It’s, “breaking Canadian telecommunications law by slowing certain internet traffic,” says Google in a CBC story.

Bell is accusing P2P file sharers of hogging bandwidth and with that as an excuse, is trying to to impose traffic shaping as a standard practise, and block net neutrality.

Now Do No Evil is, “urging the CRTC to take action against the company,” says the CBC, quoting Google as saying in a 15-page submission to the Canadian Radio-television and Telecommunications Commission:

“Bell claims its throttling of peer-to-peer applications is a reasonable form of network management.”

But, “Network management does not include Canadian carriers’ blocking or degrading lawful applications that consumers wish to use,” it wrote, going on >>>

From consumer, competition and innovation perspectives, throttling applications that consumers choose is inconsistent with a content and application-neutral internet, and a violation of Canadian telecommunications law, which forbids unfair discrimination and undue or unreasonable preferences and requires that regulation be technologically and competitively neutral.

The Net is, “simply too important to allow them to act as such a gatekeeper,” says Google, echoing complaints by others, including the CIPPIC and CAIP, two Canadian organisations which are pushing for the CRTC to order Bell to Cease and Desist.

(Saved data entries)
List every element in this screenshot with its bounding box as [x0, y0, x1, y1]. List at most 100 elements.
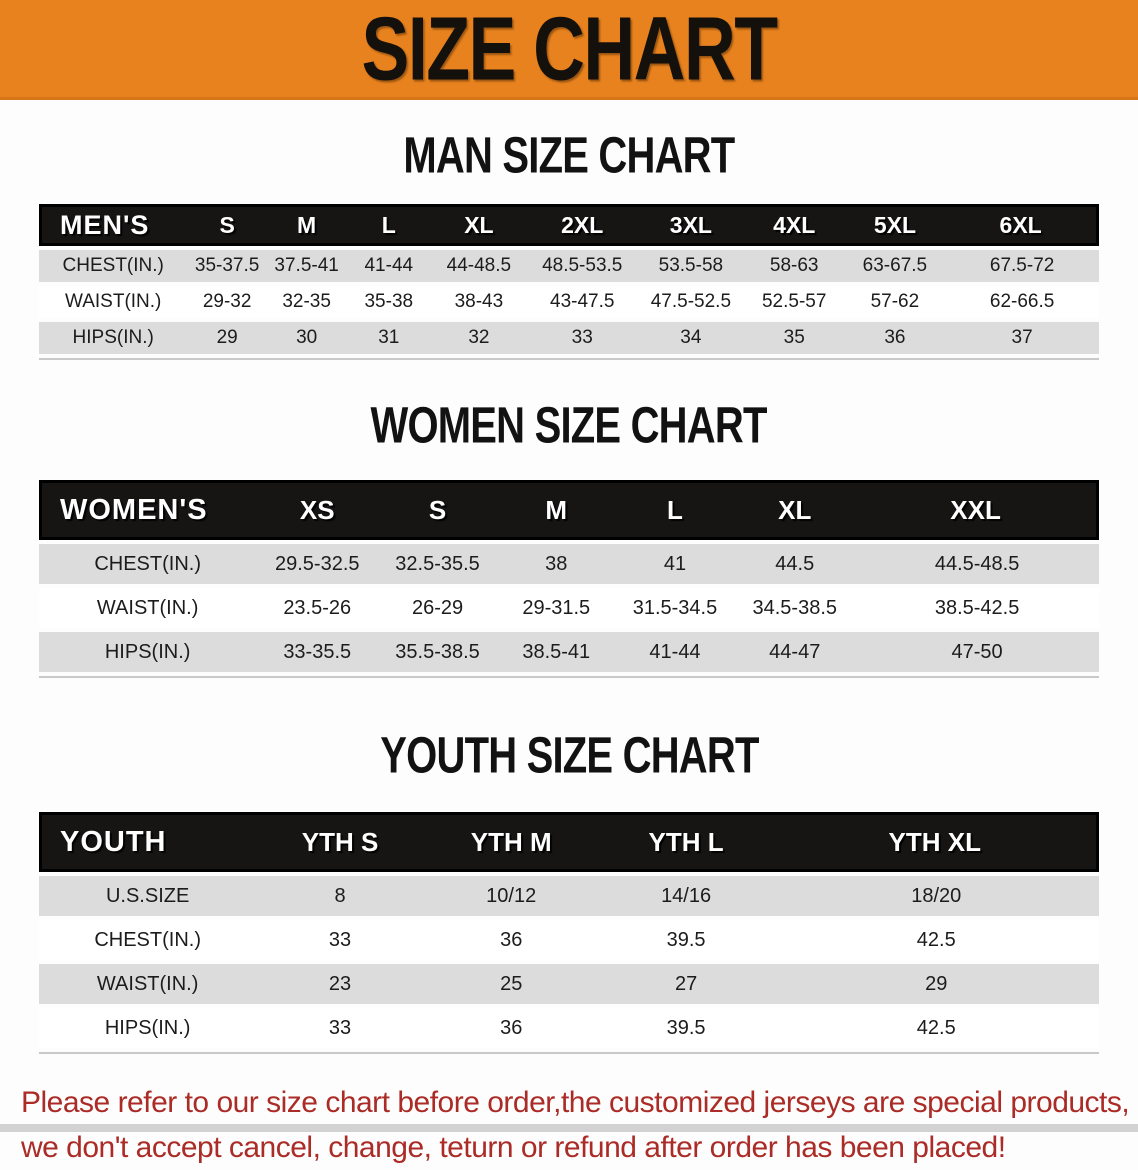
size-header-cell: YTH M: [423, 812, 599, 872]
bottom-divider: [0, 1124, 1138, 1132]
size-value-cell: 8: [256, 876, 424, 916]
youth-section-heading-text: YOUTH SIZE CHART: [379, 726, 759, 784]
size-value-cell: 29: [773, 964, 1099, 1004]
women-size-table: WOMEN'S XS S M L XL XXL CHEST(IN.) 29.5-32.5 32.5…: [39, 476, 1099, 676]
size-row: WAIST(IN.) 23 25 27 29: [39, 964, 1099, 1004]
size-value-cell: 31: [346, 322, 432, 354]
size-header-cell: M: [266, 204, 347, 246]
women-section-heading-text: WOMEN SIZE CHART: [370, 396, 768, 454]
table-title-cell: MEN'S: [39, 204, 188, 246]
women-size-table-wrap: WOMEN'S XS S M L XL XXL CHEST(IN.) 29.5-32.5 32.5…: [39, 476, 1099, 678]
size-value-cell: 23: [256, 964, 424, 1004]
size-value-cell: 37.5-41: [266, 250, 347, 282]
measurement-label-cell: WAIST(IN.): [39, 588, 257, 628]
order-policy-line-1: Please refer to our size chart before or…: [21, 1086, 1130, 1119]
men-size-table-wrap: MEN'S S M L XL 2XL 3XL 4XL 5XL 6XL CHEST(IN.) 35-37…: [39, 200, 1099, 360]
size-value-cell: 44.5: [734, 544, 856, 584]
size-value-cell: 18/20: [773, 876, 1099, 916]
size-header-row: MEN'S S M L XL 2XL 3XL 4XL 5XL 6XL: [39, 204, 1099, 246]
size-header-cell: 2XL: [526, 204, 638, 246]
size-value-cell: 10/12: [423, 876, 599, 916]
size-header-cell: XXL: [855, 480, 1099, 540]
size-value-cell: 29.5-32.5: [256, 544, 379, 584]
measurement-label-cell: WAIST(IN.): [39, 286, 188, 318]
size-header-cell: XS: [256, 480, 379, 540]
measurement-label-cell: HIPS(IN.): [39, 632, 257, 672]
size-value-cell: 37: [945, 322, 1099, 354]
size-header-cell: YTH XL: [773, 812, 1099, 872]
size-header-row: YOUTH YTH S YTH M YTH L YTH XL: [39, 812, 1099, 872]
size-header-cell: 3XL: [637, 204, 744, 246]
size-value-cell: 53.5-58: [637, 250, 744, 282]
size-header-cell: S: [378, 480, 497, 540]
women-section-heading: WOMEN SIZE CHART: [0, 396, 1138, 454]
size-value-cell: 34.5-38.5: [734, 588, 856, 628]
size-value-cell: 47.5-52.5: [637, 286, 744, 318]
size-header-cell: 6XL: [945, 204, 1099, 246]
size-chart-banner: SIZE CHART: [0, 0, 1138, 100]
size-value-cell: 34: [637, 322, 744, 354]
size-value-cell: 38.5-41: [496, 632, 616, 672]
measurement-label-cell: CHEST(IN.): [39, 920, 257, 960]
size-value-cell: 33: [256, 1008, 424, 1048]
size-value-cell: 32.5-35.5: [378, 544, 497, 584]
size-row: CHEST(IN.) 35-37.5 37.5-41 41-44 44-48.5 48.5…: [39, 250, 1099, 282]
size-value-cell: 63-67.5: [844, 250, 946, 282]
measurement-label-cell: WAIST(IN.): [39, 964, 257, 1004]
size-value-cell: 29-32: [187, 286, 267, 318]
size-header-cell: XL: [431, 204, 527, 246]
size-value-cell: 38: [496, 544, 616, 584]
youth-size-table-wrap: YOUTH YTH S YTH M YTH L YTH XL U.S.SIZE 8 10/12…: [39, 808, 1099, 1054]
size-value-cell: 62-66.5: [945, 286, 1099, 318]
size-value-cell: 36: [423, 920, 599, 960]
size-value-cell: 39.5: [598, 920, 774, 960]
size-value-cell: 33: [256, 920, 424, 960]
size-value-cell: 25: [423, 964, 599, 1004]
size-value-cell: 47-50: [855, 632, 1099, 672]
size-header-cell: S: [187, 204, 267, 246]
size-value-cell: 39.5: [598, 1008, 774, 1048]
size-header-cell: YTH S: [256, 812, 424, 872]
men-size-table: MEN'S S M L XL 2XL 3XL 4XL 5XL 6XL CHEST(IN.) 35-37…: [39, 200, 1099, 358]
size-value-cell: 38-43: [431, 286, 527, 318]
size-header-cell: L: [346, 204, 432, 246]
measurement-label-cell: U.S.SIZE: [39, 876, 257, 916]
size-value-cell: 35-37.5: [187, 250, 267, 282]
measurement-label-cell: HIPS(IN.): [39, 1008, 257, 1048]
size-value-cell: 48.5-53.5: [526, 250, 638, 282]
size-row: WAIST(IN.) 23.5-26 26-29 29-31.5 31.5-34.5 34…: [39, 588, 1099, 628]
youth-section-heading: YOUTH SIZE CHART: [0, 726, 1138, 784]
size-value-cell: 35-38: [346, 286, 432, 318]
size-row: HIPS(IN.) 33 36 39.5 42.5: [39, 1008, 1099, 1048]
size-header-row: WOMEN'S XS S M L XL XXL: [39, 480, 1099, 540]
size-value-cell: 38.5-42.5: [855, 588, 1099, 628]
size-value-cell: 44-47: [734, 632, 856, 672]
size-row: HIPS(IN.) 29 30 31 32 33 34 35 36 37: [39, 322, 1099, 354]
size-row: HIPS(IN.) 33-35.5 35.5-38.5 38.5-41 41-44 44-…: [39, 632, 1099, 672]
youth-size-table: YOUTH YTH S YTH M YTH L YTH XL U.S.SIZE 8 10/12…: [39, 808, 1099, 1052]
size-value-cell: 32: [431, 322, 527, 354]
size-row: WAIST(IN.) 29-32 32-35 35-38 38-43 43-47.5 47.…: [39, 286, 1099, 318]
man-section-heading-text: MAN SIZE CHART: [403, 126, 735, 184]
size-value-cell: 32-35: [266, 286, 347, 318]
size-value-cell: 36: [844, 322, 946, 354]
size-value-cell: 44.5-48.5: [855, 544, 1099, 584]
size-value-cell: 67.5-72: [945, 250, 1099, 282]
table-title-cell: WOMEN'S: [39, 480, 257, 540]
size-value-cell: 42.5: [773, 920, 1099, 960]
size-value-cell: 33: [526, 322, 638, 354]
size-value-cell: 52.5-57: [743, 286, 845, 318]
size-row: CHEST(IN.) 29.5-32.5 32.5-35.5 38 41 44.5 44.5…: [39, 544, 1099, 584]
size-value-cell: 29-31.5: [496, 588, 616, 628]
size-value-cell: 41-44: [346, 250, 432, 282]
size-value-cell: 29: [187, 322, 267, 354]
table-title-cell: YOUTH: [39, 812, 257, 872]
size-value-cell: 57-62: [844, 286, 946, 318]
size-value-cell: 41: [615, 544, 735, 584]
size-value-cell: 27: [598, 964, 774, 1004]
size-value-cell: 58-63: [743, 250, 845, 282]
size-header-cell: YTH L: [598, 812, 774, 872]
size-header-cell: L: [615, 480, 735, 540]
size-value-cell: 23.5-26: [256, 588, 379, 628]
size-header-cell: 5XL: [844, 204, 946, 246]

Tasks and exercises:
**A.** Using the excerpt on Google's complaint against Bell, answer these:
(i) Whom does Bell accuse of hogging bandwidth?
(ii) How many pages long is Google's submission to the Canadian Radio-television and Telecommunications Commission?
(iii) Which two Canadian organisations are pushing for the CRTC to order Bell to Cease and Desist?
**B.** Rewrite the part of the excerpt on Google's complaint against Bell starting with "Bell is accusing" and going on through "block net neutrality.". Change "traffic shaping" to "packet shaping".
Answer from the excerpt about Google's complaint against Bell alone, not from the listing.

Solutions:
**A.**
(i) P2P file sharers
(ii) 15 pages
(iii) The CIPPIC and CAIP

**B.**
Bell is accusing P2P file sharers of hogging bandwidth and with that as an excuse, is trying to to impose packet shaping as a standard practise, and block net neutrality.